• What you need to do
From the entries below, pull out each line where "risk" appears.

[Records about charts and figures]
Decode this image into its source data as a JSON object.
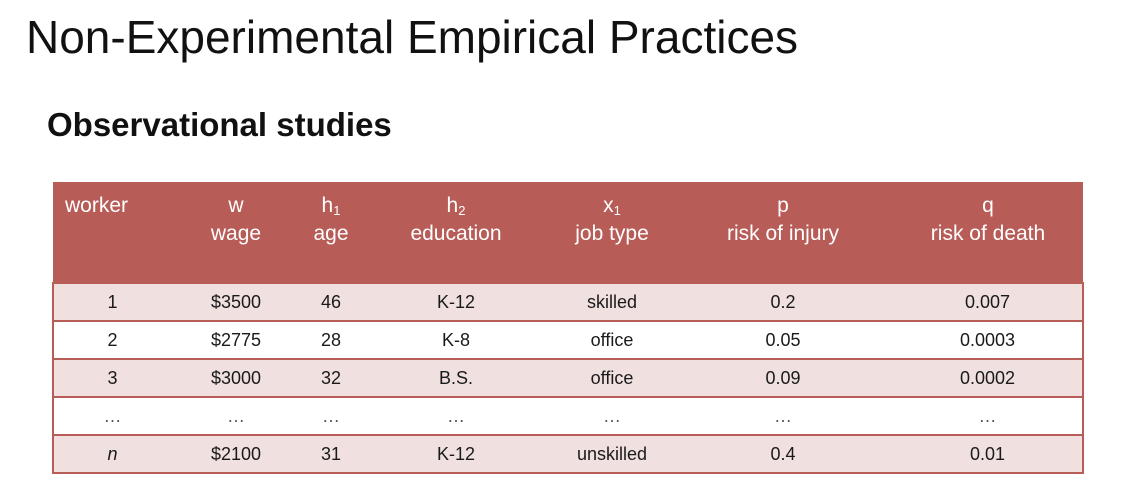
{
  "slide": {
    "title": "Non-Experimental Empirical Practices",
    "subtitle": "Observational studies"
  },
  "table": {
    "columns": [
      {
        "symbol": "",
        "subscript": "",
        "label": "worker"
      },
      {
        "symbol": "w",
        "subscript": "",
        "label": "wage"
      },
      {
        "symbol": "h",
        "subscript": "1",
        "label": "age"
      },
      {
        "symbol": "h",
        "subscript": "2",
        "label": "education"
      },
      {
        "symbol": "x",
        "subscript": "1",
        "label": "job type"
      },
      {
        "symbol": "p",
        "subscript": "",
        "label": "risk of injury"
      },
      {
        "symbol": "q",
        "subscript": "",
        "label": "risk of death"
      }
    ],
    "rows": [
      [
        "1",
        "$3500",
        "46",
        "K-12",
        "skilled",
        "0.2",
        "0.007"
      ],
      [
        "2",
        "$2775",
        "28",
        "K-8",
        "office",
        "0.05",
        "0.0003"
      ],
      [
        "3",
        "$3000",
        "32",
        "B.S.",
        "office",
        "0.09",
        "0.0002"
      ],
      [
        "…",
        "…",
        "…",
        "…",
        "…",
        "…",
        "…"
      ],
      [
        "n",
        "$2100",
        "31",
        "K-12",
        "unskilled",
        "0.4",
        "0.01"
      ]
    ]
  },
  "colors": {
    "header_bg": "#b85c57",
    "row_alt_bg": "#f0e0e0",
    "border": "#b85c57"
  }
}
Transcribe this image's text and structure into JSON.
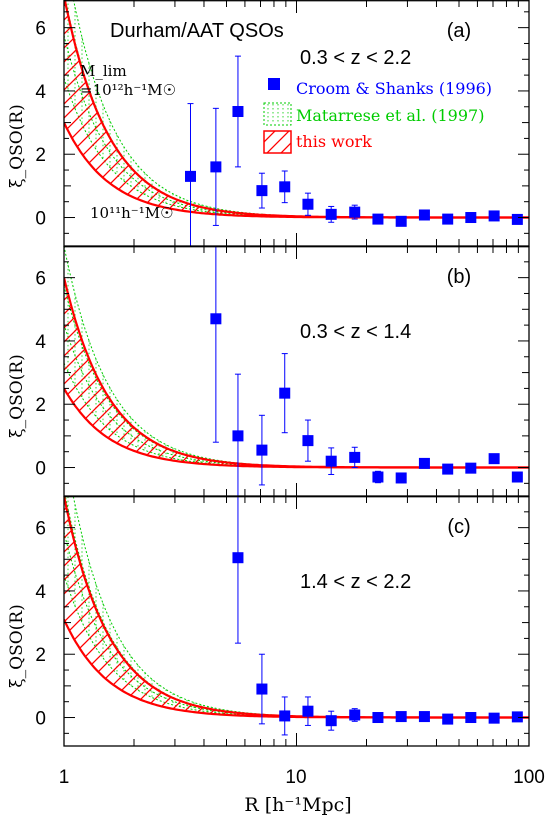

• Worked answer
        "label": "risk of injury"
        "label": "risk of death"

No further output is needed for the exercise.